┌─ Records
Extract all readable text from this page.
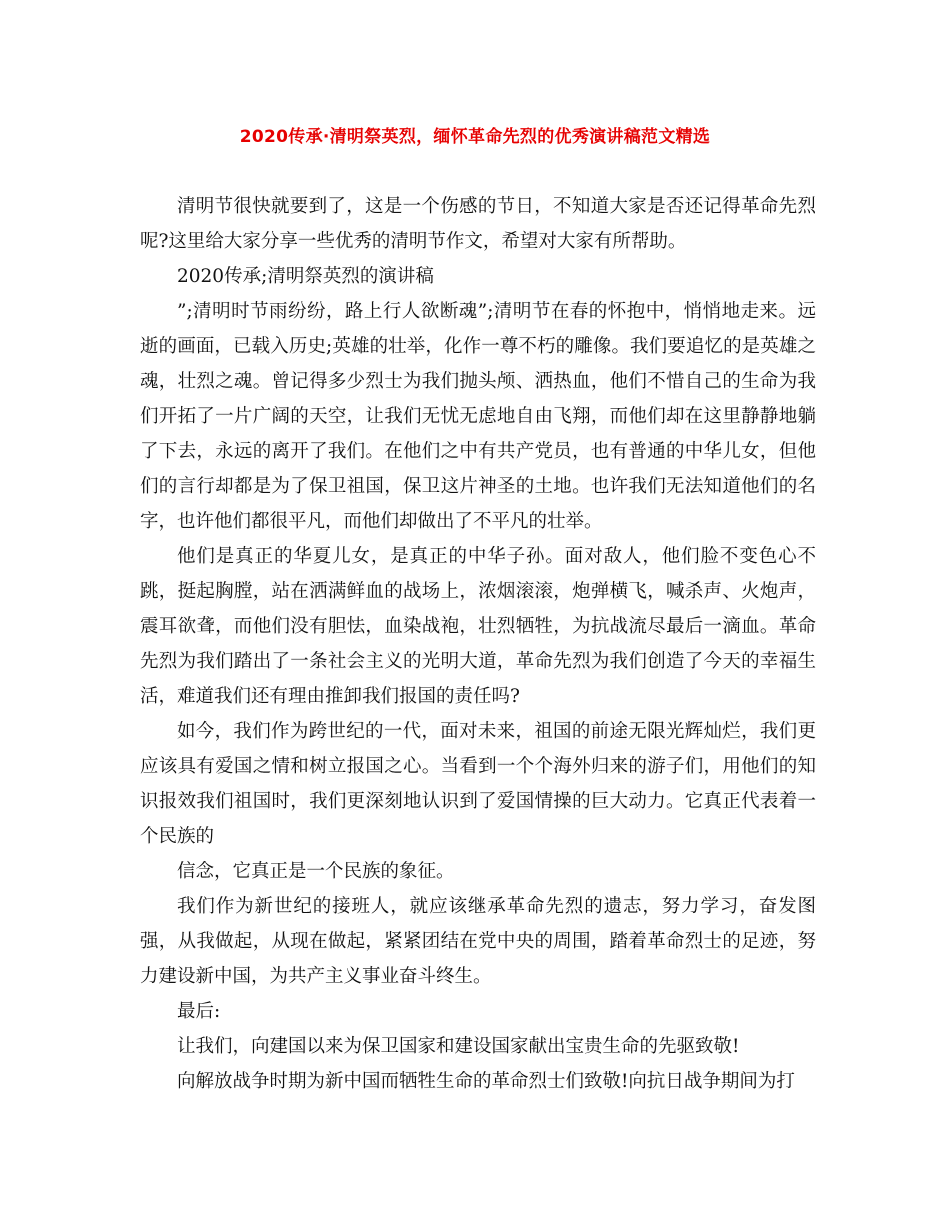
2020传承·清明祭英烈，缅怀革命先烈的优秀演讲稿范文精选

清明节很快就要到了，这是一个伤感的节日，不知道大家是否还记得革命先烈呢?这里给大家分享一些优秀的清明节作文，希望对大家有所帮助。

2020传承;清明祭英烈的演讲稿

”;清明时节雨纷纷，路上行人欲断魂”;清明节在春的怀抱中，悄悄地走来。远逝的画面，已载入历史;英雄的壮举，化作一尊不朽的雕像。我们要追忆的是英雄之魂，壮烈之魂。曾记得多少烈士为我们抛头颅、洒热血，他们不惜自己的生命为我们开拓了一片广阔的天空，让我们无忧无虑地自由飞翔，而他们却在这里静静地躺了下去，永远的离开了我们。在他们之中有共产党员，也有普通的中华儿女，但他们的言行却都是为了保卫祖国，保卫这片神圣的土地。也许我们无法知道他们的名字，也许他们都很平凡，而他们却做出了不平凡的壮举。

他们是真正的华夏儿女，是真正的中华子孙。面对敌人，他们脸不变色心不跳，挺起胸膛，站在洒满鲜血的战场上，浓烟滚滚，炮弹横飞，喊杀声、火炮声，震耳欲聋，而他们没有胆怯，血染战袍，壮烈牺牲，为抗战流尽最后一滴血。革命先烈为我们踏出了一条社会主义的光明大道，革命先烈为我们创造了今天的幸福生活，难道我们还有理由推卸我们报国的责任吗?

如今，我们作为跨世纪的一代，面对未来，祖国的前途无限光辉灿烂，我们更应该具有爱国之情和树立报国之心。当看到一个个海外归来的游子们，用他们的知识报效我们祖国时，我们更深刻地认识到了爱国情操的巨大动力。它真正代表着一个民族的

信念，它真正是一个民族的象征。

我们作为新世纪的接班人，就应该继承革命先烈的遗志，努力学习，奋发图强，从我做起，从现在做起，紧紧团结在党中央的周围，踏着革命烈士的足迹，努力建设新中国，为共产主义事业奋斗终生。

最后:

让我们，向建国以来为保卫国家和建设国家献出宝贵生命的先驱致敬!

向解放战争时期为新中国而牺牲生命的革命烈士们致敬!向抗日战争期间为打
└─
Reproduce the entries exactly. Do not carry over any picture.

> **Worked answer**:
Extract all readable text from this page.
2020传承·清明祭英烈，缅怀革命先烈的优秀演讲稿范文精选

清明节很快就要到了，这是一个伤感的节日，不知道大家是否还记得革命先烈呢?这里给大家分享一些优秀的清明节作文，希望对大家有所帮助。

2020传承;清明祭英烈的演讲稿

”;清明时节雨纷纷，路上行人欲断魂”;清明节在春的怀抱中，悄悄地走来。远逝的画面，已载入历史;英雄的壮举，化作一尊不朽的雕像。我们要追忆的是英雄之魂，壮烈之魂。曾记得多少烈士为我们抛头颅、洒热血，他们不惜自己的生命为我们开拓了一片广阔的天空，让我们无忧无虑地自由飞翔，而他们却在这里静静地躺了下去，永远的离开了我们。在他们之中有共产党员，也有普通的中华儿女，但他们的言行却都是为了保卫祖国，保卫这片神圣的土地。也许我们无法知道他们的名字，也许他们都很平凡，而他们却做出了不平凡的壮举。

他们是真正的华夏儿女，是真正的中华子孙。面对敌人，他们脸不变色心不跳，挺起胸膛，站在洒满鲜血的战场上，浓烟滚滚，炮弹横飞，喊杀声、火炮声，震耳欲聋，而他们没有胆怯，血染战袍，壮烈牺牲，为抗战流尽最后一滴血。革命先烈为我们踏出了一条社会主义的光明大道，革命先烈为我们创造了今天的幸福生活，难道我们还有理由推卸我们报国的责任吗?

如今，我们作为跨世纪的一代，面对未来，祖国的前途无限光辉灿烂，我们更应该具有爱国之情和树立报国之心。当看到一个个海外归来的游子们，用他们的知识报效我们祖国时，我们更深刻地认识到了爱国情操的巨大动力。它真正代表着一个民族的

信念，它真正是一个民族的象征。

我们作为新世纪的接班人，就应该继承革命先烈的遗志，努力学习，奋发图强，从我做起，从现在做起，紧紧团结在党中央的周围，踏着革命烈士的足迹，努力建设新中国，为共产主义事业奋斗终生。

最后:

让我们，向建国以来为保卫国家和建设国家献出宝贵生命的先驱致敬!

向解放战争时期为新中国而牺牲生命的革命烈士们致敬!向抗日战争期间为打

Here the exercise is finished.